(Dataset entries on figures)
* * * * * * *
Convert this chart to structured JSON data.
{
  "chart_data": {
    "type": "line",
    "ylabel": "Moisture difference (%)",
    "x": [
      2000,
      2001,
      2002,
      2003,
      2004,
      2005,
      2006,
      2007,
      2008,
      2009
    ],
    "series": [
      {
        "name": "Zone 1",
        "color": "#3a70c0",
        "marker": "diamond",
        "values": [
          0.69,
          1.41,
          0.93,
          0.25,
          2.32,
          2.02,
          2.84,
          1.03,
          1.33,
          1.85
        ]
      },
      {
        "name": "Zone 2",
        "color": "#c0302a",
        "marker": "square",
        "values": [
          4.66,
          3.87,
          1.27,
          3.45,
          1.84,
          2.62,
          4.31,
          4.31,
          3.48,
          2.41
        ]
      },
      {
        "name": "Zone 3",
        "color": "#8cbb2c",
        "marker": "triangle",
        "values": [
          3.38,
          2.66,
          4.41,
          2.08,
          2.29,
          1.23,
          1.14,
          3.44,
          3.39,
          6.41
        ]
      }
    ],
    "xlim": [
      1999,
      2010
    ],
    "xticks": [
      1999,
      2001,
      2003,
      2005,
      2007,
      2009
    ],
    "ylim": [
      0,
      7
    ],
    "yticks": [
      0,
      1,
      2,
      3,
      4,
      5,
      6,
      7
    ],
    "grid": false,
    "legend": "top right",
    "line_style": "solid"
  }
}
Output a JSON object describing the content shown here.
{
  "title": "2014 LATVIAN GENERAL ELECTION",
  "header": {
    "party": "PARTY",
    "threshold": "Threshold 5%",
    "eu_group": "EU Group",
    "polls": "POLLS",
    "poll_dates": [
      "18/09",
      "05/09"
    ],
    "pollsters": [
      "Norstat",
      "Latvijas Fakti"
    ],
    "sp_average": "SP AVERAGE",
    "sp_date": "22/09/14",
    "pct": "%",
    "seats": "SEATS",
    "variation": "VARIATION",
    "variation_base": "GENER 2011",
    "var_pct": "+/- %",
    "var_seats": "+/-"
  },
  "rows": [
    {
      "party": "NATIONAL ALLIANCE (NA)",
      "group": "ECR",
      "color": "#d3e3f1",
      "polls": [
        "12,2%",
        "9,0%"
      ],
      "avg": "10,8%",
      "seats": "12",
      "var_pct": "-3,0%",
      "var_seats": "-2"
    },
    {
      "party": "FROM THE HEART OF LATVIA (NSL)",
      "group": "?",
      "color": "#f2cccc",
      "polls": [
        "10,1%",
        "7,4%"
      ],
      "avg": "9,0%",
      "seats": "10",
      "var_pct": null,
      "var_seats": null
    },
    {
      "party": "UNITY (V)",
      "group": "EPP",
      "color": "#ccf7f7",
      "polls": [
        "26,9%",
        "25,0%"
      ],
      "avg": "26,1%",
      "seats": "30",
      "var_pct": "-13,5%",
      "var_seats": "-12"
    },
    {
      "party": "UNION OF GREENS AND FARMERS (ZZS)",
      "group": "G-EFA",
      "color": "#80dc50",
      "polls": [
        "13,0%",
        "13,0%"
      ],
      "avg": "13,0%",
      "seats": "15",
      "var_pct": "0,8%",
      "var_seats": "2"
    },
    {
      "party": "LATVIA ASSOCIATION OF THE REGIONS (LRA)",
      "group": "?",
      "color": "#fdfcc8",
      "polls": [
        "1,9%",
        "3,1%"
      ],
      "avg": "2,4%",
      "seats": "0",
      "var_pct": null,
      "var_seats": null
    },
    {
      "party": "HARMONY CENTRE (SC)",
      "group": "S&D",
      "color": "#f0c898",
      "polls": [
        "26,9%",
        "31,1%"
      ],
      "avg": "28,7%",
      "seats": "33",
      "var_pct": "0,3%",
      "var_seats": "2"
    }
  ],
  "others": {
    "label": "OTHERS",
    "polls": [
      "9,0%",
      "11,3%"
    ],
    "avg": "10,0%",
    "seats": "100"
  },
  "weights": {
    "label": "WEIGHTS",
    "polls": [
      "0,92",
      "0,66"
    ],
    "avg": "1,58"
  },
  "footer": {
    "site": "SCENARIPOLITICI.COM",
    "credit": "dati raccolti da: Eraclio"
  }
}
* * * * * * *
* What you will do *
Count how many lines in the data above hold the string "JSON", and give the number with no other words.

* Result of this task *
2